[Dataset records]
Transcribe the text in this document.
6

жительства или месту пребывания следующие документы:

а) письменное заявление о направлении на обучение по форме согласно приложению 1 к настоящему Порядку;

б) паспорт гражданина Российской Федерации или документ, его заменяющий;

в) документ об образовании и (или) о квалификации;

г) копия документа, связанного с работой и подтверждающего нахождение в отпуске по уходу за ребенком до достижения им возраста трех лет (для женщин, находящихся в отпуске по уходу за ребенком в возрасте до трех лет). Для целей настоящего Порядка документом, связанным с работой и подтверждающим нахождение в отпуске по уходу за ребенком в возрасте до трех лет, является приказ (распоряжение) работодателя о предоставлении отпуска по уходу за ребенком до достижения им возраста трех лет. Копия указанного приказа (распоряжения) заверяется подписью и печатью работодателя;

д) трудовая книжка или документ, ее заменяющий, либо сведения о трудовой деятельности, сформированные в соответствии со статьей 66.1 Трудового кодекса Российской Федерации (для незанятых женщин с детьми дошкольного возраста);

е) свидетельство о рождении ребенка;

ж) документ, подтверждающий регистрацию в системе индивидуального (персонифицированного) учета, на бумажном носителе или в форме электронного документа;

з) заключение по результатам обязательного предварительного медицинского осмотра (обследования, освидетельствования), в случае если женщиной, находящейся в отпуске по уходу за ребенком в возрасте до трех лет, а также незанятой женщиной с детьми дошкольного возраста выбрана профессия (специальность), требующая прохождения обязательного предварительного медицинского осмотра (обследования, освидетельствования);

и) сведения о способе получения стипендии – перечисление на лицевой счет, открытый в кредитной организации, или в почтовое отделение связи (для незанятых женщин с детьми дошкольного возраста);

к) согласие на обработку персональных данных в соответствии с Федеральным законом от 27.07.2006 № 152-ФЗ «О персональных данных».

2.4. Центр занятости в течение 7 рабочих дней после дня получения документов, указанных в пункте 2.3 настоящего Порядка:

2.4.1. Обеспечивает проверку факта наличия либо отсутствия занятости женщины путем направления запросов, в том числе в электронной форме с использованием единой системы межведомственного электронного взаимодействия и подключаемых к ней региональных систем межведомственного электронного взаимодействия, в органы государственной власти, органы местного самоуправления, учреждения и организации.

### Objective:
Output all records verbatim.

### Answer for the task:
Transcribe the text in this document.
6

жительства или месту пребывания следующие документы:

а) письменное заявление о направлении на обучение по форме согласно приложению 1 к настоящему Порядку;

б) паспорт гражданина Российской Федерации или документ, его заменяющий;

в) документ об образовании и (или) о квалификации;

г) копия документа, связанного с работой и подтверждающего нахождение в отпуске по уходу за ребенком до достижения им возраста трех лет (для женщин, находящихся в отпуске по уходу за ребенком в возрасте до трех лет). Для целей настоящего Порядка документом, связанным с работой и подтверждающим нахождение в отпуске по уходу за ребенком в возрасте до трех лет, является приказ (распоряжение) работодателя о предоставлении отпуска по уходу за ребенком до достижения им возраста трех лет. Копия указанного приказа (распоряжения) заверяется подписью и печатью работодателя;

д) трудовая книжка или документ, ее заменяющий, либо сведения о трудовой деятельности, сформированные в соответствии со статьей 66.1 Трудового кодекса Российской Федерации (для незанятых женщин с детьми дошкольного возраста);

е) свидетельство о рождении ребенка;

ж) документ, подтверждающий регистрацию в системе индивидуального (персонифицированного) учета, на бумажном носителе или в форме электронного документа;

з) заключение по результатам обязательного предварительного медицинского осмотра (обследования, освидетельствования), в случае если женщиной, находящейся в отпуске по уходу за ребенком в возрасте до трех лет, а также незанятой женщиной с детьми дошкольного возраста выбрана профессия (специальность), требующая прохождения обязательного предварительного медицинского осмотра (обследования, освидетельствования);

и) сведения о способе получения стипендии – перечисление на лицевой счет, открытый в кредитной организации, или в почтовое отделение связи (для незанятых женщин с детьми дошкольного возраста);

к) согласие на обработку персональных данных в соответствии с Федеральным законом от 27.07.2006 № 152-ФЗ «О персональных данных».

2.4. Центр занятости в течение 7 рабочих дней после дня получения документов, указанных в пункте 2.3 настоящего Порядка:

2.4.1. Обеспечивает проверку факта наличия либо отсутствия занятости женщины путем направления запросов, в том числе в электронной форме с использованием единой системы межведомственного электронного взаимодействия и подключаемых к ней региональных систем межведомственного электронного взаимодействия, в органы государственной власти, органы местного самоуправления, учреждения и организации.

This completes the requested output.